__Exercise requirements__
• a. From the article on Japanese women in wartime, give the stretch from "A conspicuous sight" through "in anti-British rallies." again, switching "housewives" to "mothers".
• b. According to the article on Japanese women in wartime, how many members did the Women's Organization for National Defence have?
*** Quoted passage ***
Monday, Aug. 21, 1939
Women in Wartime
One of Japan's favorite excuses for the "China Incident" has been population pressure--so many people on such dinky islands. Nevertheless the Japanese Ministry of Public Welfare announced last week that it plans to distribute bonuses amounting to $60,000 among mothers who have more than ten children.
For the past ten years, Japanese women have been bearing between 2,000,000 and 2,200,000 babies a year. The net annual population increase (births minus deaths) has hovered around 900,000. Government statisticians recently got a shock when they audited vital statistics for 1938. Births had fallen by 230,000, were 210,000 below the ten-year average. Simultaneously the death rate had increased, leaving a net population gain of only 668,519. Furthermore, war casualties, which are too holy to be reduced to statistics, were not included in the death total. The War Office has announced war deaths as 60,000; actually they are probably three times that. The actual net gain was perhaps as low as 500,000.
Alarmed by the sudden drop, the Government has been urging women to marry early, bear often. Alarmed, too, by the gaps left by warriors departed for China, it has urged women into jobs. On farms they have virtually supplanted men. Factories, particularly heavy industries, are hiring more & more.
A conspicuous sight in Japanese streets nowadays are crowds of housewives in khaki smocks or calico aprons--uniforms of the Women's Patriotic Society (750,000 members) and of the Women's Organization for National Defence (4,500,000 members). Their activities include Banzai parties for departing soldiers, visiting military hospitals to "comfort" the wounded, taking part in anti-British rallies.
Wartime emergencies have worked a near revolution in the position of Japanese married women. Traditionally homebodies who brewed tea and arranged flowers, they have found to their surprise and delight that they can walk in the streets unashamed, can even do men's work.
*** Extracted material ***
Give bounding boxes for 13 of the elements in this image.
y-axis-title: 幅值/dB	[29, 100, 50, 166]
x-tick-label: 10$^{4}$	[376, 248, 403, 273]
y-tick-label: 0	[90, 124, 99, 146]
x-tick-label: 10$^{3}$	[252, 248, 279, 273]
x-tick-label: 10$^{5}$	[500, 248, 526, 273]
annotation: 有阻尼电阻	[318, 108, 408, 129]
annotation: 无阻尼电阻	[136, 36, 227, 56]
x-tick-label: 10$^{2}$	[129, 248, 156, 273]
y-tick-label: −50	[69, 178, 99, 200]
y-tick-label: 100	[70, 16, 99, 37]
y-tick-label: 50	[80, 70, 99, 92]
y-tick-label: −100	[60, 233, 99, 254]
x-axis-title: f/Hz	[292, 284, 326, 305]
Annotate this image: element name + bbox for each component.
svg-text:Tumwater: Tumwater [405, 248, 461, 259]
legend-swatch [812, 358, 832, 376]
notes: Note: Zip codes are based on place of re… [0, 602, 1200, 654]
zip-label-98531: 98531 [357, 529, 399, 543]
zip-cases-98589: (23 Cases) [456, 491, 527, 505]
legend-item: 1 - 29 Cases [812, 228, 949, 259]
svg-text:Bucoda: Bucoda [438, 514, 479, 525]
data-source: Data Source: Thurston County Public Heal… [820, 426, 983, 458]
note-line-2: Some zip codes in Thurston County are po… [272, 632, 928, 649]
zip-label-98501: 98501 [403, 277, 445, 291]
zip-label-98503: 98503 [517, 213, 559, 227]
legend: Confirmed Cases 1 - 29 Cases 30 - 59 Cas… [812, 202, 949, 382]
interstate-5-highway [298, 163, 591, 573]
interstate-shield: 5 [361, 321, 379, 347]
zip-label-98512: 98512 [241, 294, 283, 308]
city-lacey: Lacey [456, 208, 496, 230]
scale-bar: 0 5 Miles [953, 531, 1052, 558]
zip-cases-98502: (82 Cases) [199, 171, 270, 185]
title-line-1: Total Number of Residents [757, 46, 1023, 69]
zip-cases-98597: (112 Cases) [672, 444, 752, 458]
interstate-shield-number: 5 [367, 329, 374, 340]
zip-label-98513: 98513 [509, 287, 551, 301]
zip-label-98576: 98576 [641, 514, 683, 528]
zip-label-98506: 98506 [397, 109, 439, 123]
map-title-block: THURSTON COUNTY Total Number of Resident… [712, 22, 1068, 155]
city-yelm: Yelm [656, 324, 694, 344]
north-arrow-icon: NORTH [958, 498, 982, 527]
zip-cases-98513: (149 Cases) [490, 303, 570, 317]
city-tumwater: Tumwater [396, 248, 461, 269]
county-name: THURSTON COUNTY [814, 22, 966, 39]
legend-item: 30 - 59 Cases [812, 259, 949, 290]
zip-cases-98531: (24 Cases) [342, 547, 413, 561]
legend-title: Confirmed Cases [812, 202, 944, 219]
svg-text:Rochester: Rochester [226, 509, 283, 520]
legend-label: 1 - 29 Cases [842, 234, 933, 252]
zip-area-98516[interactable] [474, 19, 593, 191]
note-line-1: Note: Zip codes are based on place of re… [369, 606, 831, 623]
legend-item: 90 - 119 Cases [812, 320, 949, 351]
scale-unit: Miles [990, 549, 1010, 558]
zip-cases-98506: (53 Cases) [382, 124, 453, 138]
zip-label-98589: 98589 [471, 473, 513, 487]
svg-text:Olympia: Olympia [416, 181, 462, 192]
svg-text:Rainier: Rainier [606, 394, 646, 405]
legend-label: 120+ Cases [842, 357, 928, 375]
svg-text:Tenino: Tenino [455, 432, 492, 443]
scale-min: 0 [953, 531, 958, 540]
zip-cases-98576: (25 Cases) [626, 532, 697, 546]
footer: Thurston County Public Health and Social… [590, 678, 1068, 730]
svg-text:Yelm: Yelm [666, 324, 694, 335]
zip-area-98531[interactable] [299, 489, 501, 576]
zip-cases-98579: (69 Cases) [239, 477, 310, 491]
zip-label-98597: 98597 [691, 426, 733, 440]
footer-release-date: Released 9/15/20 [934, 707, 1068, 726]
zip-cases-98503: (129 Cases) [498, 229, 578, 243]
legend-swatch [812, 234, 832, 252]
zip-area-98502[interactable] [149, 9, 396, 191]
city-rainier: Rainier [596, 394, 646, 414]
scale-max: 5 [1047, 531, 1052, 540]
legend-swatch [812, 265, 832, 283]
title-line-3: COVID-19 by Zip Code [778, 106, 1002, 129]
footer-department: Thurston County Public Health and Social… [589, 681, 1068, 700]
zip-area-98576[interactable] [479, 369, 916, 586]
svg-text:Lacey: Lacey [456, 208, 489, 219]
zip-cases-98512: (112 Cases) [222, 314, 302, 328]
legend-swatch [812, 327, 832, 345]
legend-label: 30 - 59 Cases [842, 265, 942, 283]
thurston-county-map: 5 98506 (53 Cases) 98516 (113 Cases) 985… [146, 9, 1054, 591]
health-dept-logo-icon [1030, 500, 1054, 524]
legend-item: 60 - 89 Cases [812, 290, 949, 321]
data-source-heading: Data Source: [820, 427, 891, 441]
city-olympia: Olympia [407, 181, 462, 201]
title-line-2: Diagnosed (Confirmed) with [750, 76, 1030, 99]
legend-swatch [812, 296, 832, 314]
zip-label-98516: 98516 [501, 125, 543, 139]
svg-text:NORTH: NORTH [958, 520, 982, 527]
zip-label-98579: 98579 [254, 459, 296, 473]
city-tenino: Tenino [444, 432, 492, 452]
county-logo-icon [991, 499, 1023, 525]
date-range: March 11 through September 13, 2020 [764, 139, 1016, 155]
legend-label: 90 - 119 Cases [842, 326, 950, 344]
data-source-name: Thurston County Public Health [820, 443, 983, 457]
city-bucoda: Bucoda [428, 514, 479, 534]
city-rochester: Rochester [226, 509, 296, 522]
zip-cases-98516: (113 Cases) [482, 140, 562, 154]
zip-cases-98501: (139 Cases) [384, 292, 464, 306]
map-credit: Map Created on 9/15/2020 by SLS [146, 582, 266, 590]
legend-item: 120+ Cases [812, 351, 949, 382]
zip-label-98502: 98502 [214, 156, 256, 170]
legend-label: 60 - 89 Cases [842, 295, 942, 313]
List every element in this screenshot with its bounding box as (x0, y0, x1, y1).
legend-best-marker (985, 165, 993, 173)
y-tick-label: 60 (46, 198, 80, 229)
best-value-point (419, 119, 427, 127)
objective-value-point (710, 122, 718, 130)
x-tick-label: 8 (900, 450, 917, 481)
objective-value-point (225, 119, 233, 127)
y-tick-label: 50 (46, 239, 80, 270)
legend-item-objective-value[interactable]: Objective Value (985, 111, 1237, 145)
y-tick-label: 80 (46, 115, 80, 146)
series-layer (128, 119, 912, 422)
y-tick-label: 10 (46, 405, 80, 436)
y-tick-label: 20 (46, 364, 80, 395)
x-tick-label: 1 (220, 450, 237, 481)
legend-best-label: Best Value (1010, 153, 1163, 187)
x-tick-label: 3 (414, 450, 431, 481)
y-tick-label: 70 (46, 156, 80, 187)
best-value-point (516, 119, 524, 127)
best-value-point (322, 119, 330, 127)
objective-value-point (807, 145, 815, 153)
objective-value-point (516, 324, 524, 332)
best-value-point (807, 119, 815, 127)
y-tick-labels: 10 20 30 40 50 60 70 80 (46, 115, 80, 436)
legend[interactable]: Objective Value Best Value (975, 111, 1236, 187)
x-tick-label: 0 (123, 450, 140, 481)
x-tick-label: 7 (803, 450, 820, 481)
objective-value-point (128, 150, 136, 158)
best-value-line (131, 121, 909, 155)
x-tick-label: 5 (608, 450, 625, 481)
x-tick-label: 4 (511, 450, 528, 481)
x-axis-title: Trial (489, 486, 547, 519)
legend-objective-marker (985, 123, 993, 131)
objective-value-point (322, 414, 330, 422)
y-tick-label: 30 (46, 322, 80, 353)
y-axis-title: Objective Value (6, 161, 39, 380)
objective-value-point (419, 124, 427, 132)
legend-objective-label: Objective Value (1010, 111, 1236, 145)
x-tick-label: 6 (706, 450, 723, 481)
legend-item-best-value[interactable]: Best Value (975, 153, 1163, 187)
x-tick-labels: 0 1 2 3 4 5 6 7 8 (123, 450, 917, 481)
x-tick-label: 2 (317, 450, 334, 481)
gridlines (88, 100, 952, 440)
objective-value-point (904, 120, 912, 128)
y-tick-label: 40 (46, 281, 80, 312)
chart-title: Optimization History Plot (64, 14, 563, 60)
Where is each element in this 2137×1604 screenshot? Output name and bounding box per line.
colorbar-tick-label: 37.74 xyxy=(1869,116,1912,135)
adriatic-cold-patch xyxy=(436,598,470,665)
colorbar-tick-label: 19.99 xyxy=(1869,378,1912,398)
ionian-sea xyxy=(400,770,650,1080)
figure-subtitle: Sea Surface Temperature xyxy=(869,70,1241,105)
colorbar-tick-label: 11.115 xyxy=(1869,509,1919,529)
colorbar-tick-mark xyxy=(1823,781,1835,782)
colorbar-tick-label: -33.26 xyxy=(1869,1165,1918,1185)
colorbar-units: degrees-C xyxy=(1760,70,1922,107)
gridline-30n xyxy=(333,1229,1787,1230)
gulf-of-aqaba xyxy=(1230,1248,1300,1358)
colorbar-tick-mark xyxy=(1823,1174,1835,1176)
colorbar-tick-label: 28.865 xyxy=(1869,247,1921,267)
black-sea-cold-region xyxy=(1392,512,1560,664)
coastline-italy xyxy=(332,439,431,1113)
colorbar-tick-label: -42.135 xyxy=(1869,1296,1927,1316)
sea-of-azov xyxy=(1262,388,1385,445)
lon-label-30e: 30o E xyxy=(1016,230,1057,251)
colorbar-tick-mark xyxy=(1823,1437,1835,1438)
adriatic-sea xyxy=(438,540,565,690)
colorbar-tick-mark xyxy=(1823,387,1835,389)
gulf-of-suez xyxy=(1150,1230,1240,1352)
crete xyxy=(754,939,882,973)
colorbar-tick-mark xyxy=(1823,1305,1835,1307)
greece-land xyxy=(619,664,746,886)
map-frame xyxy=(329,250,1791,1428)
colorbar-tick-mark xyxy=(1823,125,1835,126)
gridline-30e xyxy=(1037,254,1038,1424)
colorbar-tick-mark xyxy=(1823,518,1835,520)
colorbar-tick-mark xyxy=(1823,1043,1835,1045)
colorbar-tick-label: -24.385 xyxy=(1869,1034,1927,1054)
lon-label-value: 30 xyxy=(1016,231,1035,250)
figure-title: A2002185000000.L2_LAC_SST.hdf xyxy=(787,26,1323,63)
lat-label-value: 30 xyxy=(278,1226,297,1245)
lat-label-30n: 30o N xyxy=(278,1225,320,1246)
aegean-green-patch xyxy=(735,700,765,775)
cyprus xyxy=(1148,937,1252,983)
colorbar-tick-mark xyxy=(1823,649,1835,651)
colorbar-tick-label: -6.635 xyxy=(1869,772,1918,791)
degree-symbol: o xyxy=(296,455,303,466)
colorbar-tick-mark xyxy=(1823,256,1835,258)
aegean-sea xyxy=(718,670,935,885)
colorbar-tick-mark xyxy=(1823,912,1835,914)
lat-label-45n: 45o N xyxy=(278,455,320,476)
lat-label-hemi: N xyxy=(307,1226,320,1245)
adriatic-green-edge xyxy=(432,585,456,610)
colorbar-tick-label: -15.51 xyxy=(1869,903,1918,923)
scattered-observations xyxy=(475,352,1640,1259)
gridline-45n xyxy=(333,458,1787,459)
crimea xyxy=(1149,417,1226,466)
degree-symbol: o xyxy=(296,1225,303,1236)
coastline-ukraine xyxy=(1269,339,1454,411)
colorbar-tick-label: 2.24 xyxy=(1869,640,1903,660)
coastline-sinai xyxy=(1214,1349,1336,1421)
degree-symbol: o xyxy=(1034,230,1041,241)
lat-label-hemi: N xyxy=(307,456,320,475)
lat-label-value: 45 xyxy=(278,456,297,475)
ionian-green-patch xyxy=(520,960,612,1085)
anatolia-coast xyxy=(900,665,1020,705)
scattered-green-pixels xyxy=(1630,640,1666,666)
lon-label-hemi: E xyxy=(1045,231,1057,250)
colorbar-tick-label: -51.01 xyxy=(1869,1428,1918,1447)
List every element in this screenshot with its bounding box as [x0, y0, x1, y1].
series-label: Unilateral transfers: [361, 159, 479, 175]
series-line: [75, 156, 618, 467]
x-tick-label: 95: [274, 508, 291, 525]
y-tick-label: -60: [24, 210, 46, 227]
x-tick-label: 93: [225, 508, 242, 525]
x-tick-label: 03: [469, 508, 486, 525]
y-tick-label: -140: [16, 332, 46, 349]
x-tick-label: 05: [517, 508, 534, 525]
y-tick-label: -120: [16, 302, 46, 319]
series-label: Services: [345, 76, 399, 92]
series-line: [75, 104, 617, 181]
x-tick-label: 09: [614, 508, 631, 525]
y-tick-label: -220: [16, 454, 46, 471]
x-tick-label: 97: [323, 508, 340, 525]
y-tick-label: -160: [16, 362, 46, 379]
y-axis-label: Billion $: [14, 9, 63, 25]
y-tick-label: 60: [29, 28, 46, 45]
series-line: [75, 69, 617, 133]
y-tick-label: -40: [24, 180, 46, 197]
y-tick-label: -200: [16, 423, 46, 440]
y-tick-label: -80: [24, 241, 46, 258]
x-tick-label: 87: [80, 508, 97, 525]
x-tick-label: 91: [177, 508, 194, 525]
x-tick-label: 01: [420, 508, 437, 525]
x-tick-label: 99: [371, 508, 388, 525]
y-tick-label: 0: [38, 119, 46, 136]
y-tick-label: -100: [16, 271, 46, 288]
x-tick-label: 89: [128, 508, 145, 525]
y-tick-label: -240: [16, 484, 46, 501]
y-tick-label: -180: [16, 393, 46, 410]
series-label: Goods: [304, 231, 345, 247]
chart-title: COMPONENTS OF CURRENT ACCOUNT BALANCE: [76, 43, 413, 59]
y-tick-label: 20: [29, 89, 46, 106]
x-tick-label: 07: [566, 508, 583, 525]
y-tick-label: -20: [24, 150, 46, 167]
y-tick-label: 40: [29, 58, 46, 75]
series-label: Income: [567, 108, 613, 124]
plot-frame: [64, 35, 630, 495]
***
__Your responses__
• a.
A conspicuous sight in Japanese streets nowadays are crowds of mothers in khaki smocks or calico aprons--uniforms of the Women's Patriotic Society (750,000 members) and of the Women's Organization for National Defence (4,500,000 members). Their activities include Banzai parties for departing soldiers, visiting military hospitals to "comfort" the wounded, taking part in anti-British rallies.

• b. 4,500,000 members.